▶ **Collection entries**
--
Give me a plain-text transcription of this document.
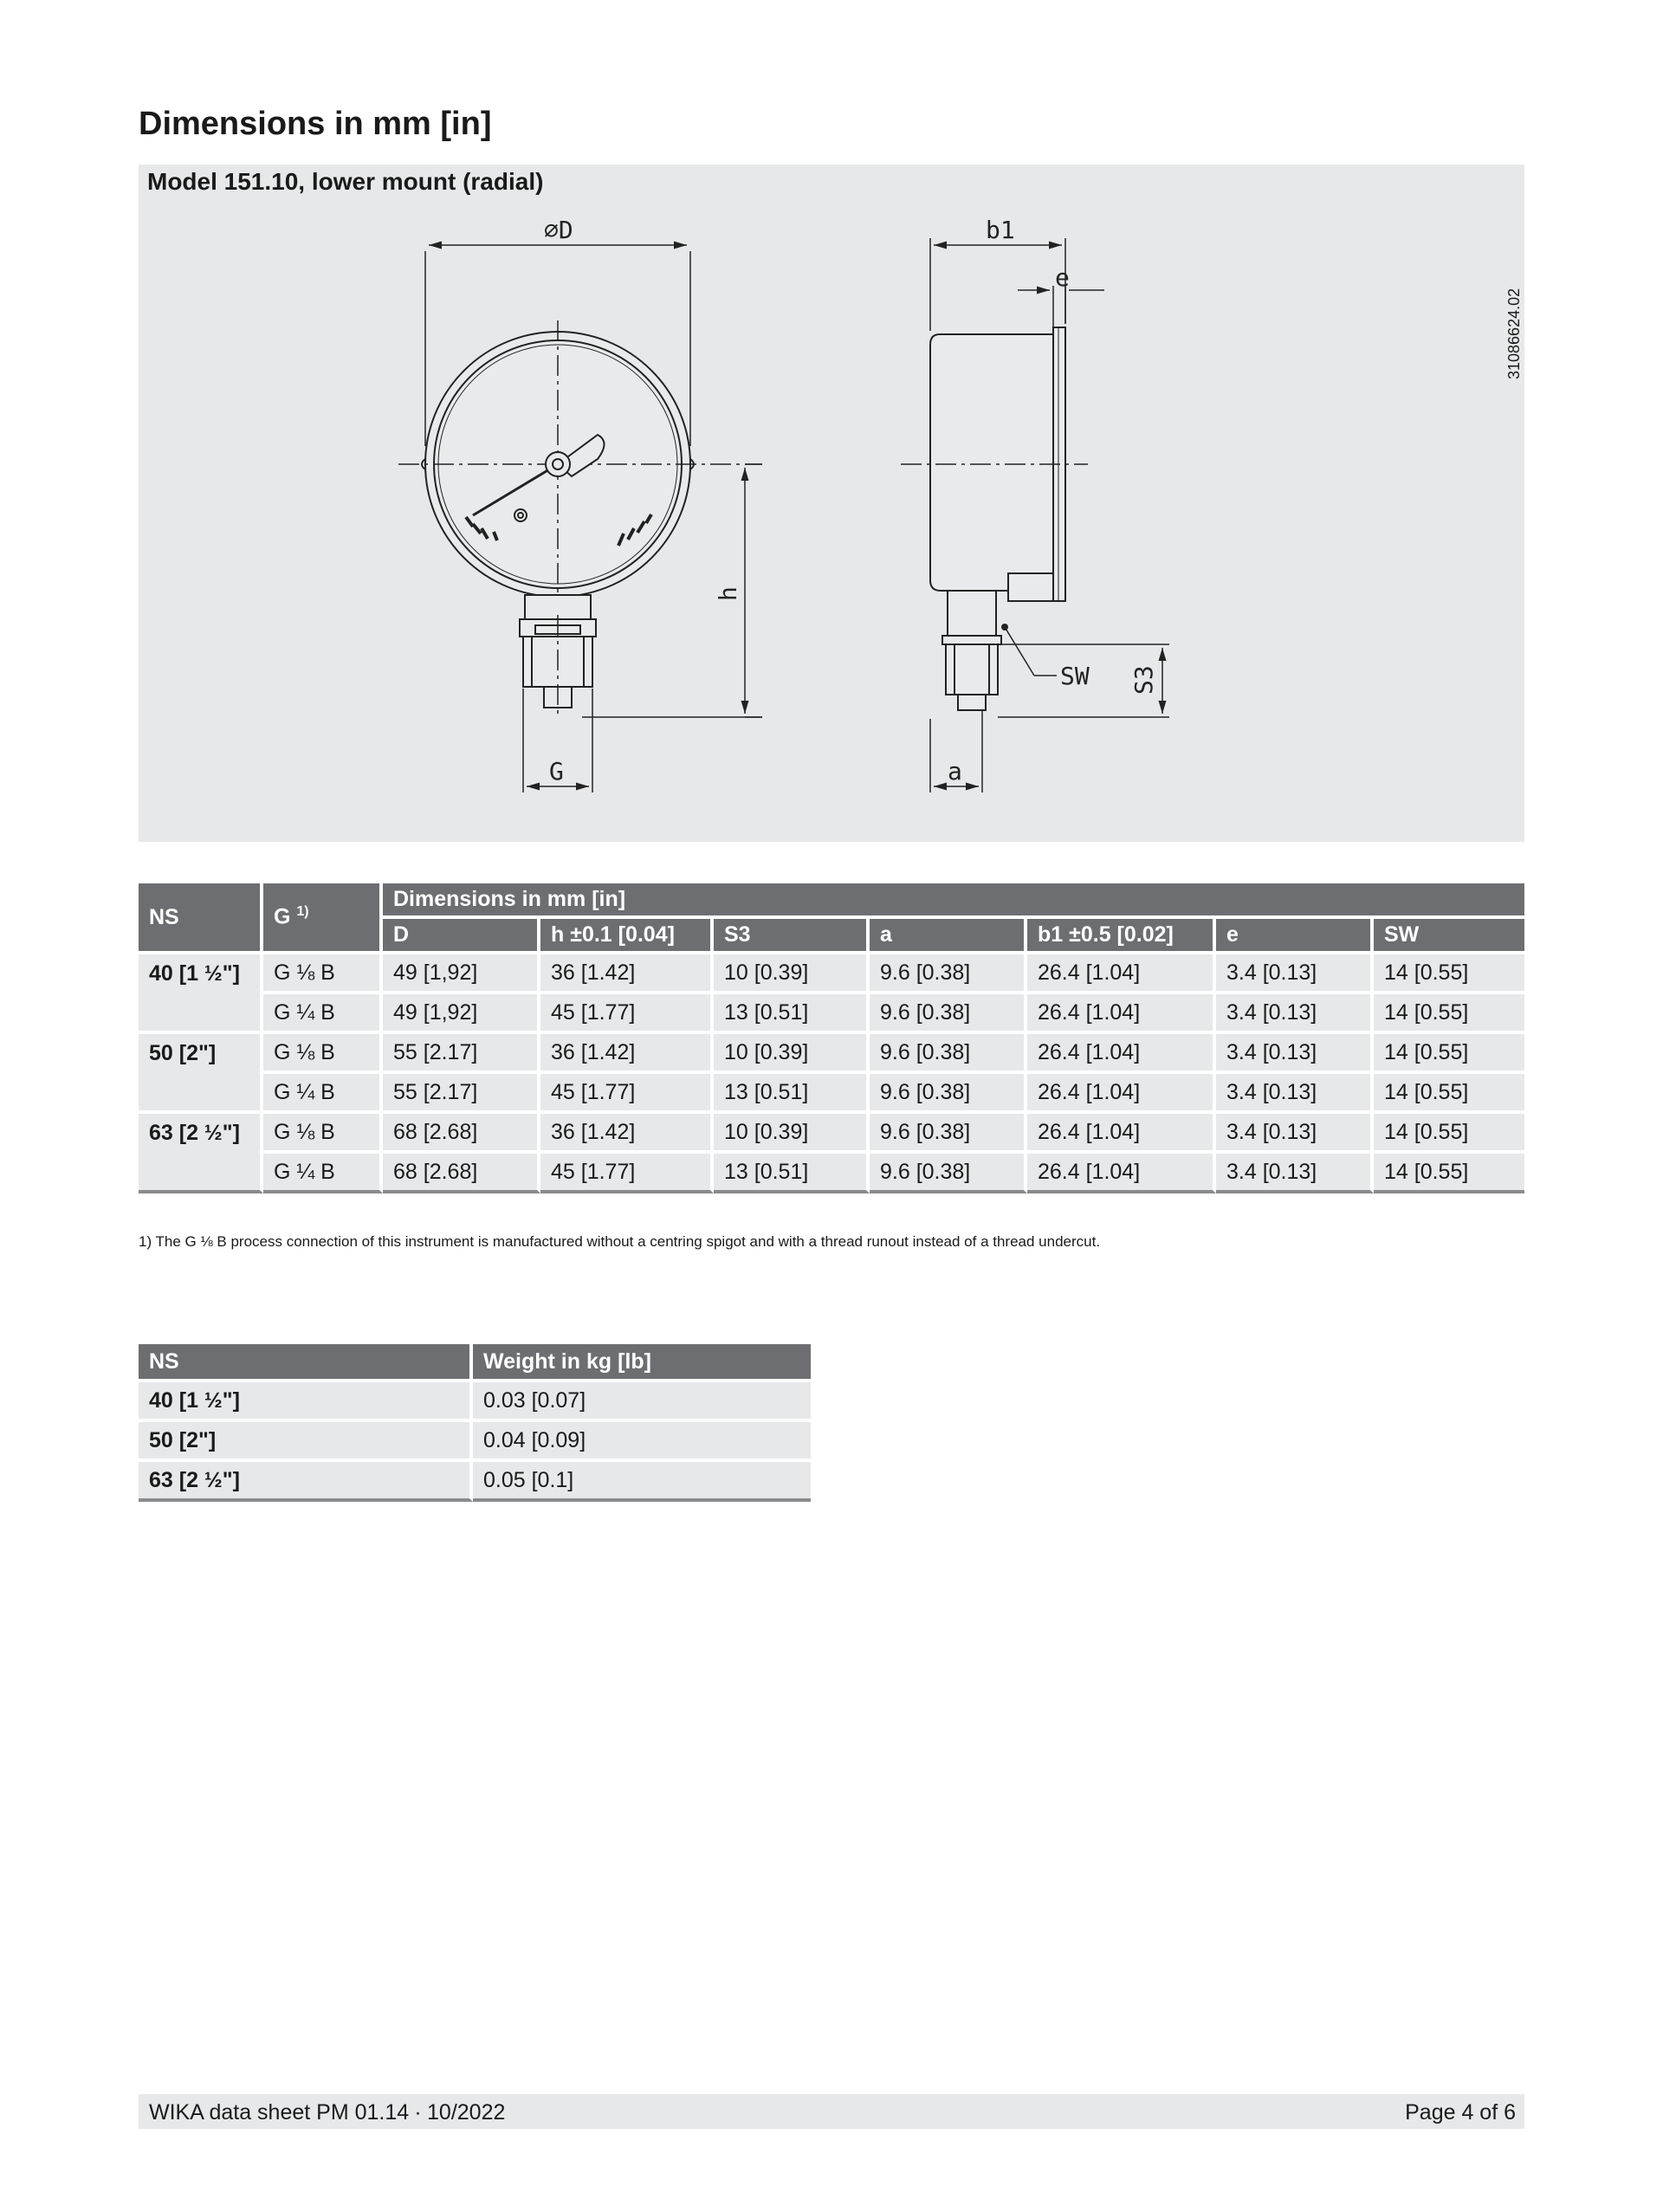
Dimensions in mm [in]
Model 151.10, lower mount (radial)
31086624.02
⌀D
h
G
b1
e
SW S3
a
NS	G $^{1)}$	Dimensions in mm [in]						
		D	h ±0.1 [0.04]	S3	a	b1 ±0.5 [0.02]	e	SW
40 [1 ½"]	G ⅛ B	49 [1,92]	36 [1.42]	10 [0.39]	9.6 [0.38]	26.4 [1.04]	3.4 [0.13]	14 [0.55]
	G ¼ B	49 [1,92]	45 [1.77]	13 [0.51]	9.6 [0.38]	26.4 [1.04]	3.4 [0.13]	14 [0.55]
50 [2"]	G ⅛ B	55 [2.17]	36 [1.42]	10 [0.39]	9.6 [0.38]	26.4 [1.04]	3.4 [0.13]	14 [0.55]
	G ¼ B	55 [2.17]	45 [1.77]	13 [0.51]	9.6 [0.38]	26.4 [1.04]	3.4 [0.13]	14 [0.55]
63 [2 ½"]	G ⅛ B	68 [2.68]	36 [1.42]	10 [0.39]	9.6 [0.38]	26.4 [1.04]	3.4 [0.13]	14 [0.55]
	G ¼ B	68 [2.68]	45 [1.77]	13 [0.51]	9.6 [0.38]	26.4 [1.04]	3.4 [0.13]	14 [0.55]
1) The G ⅛ B process connection of this instrument is manufactured without a centring spigot and with a thread runout instead of a thread undercut.
NS	Weight in kg [lb]
40 [1 ½"]	0.03 [0.07]
50 [2"]	0.04 [0.09]
63 [2 ½"]	0.05 [0.1]
WIKA data sheet PM 01.14 ∙ 10/2022	Page 4 of 6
--
▶ **WORK TO COMPLETE**
Pick out the lines containing the string "Dimensions".

▶ **COMPLETE OUTPUT**
Dimensions in mm [in]
NS	G $^{1)}$	Dimensions in mm [in]						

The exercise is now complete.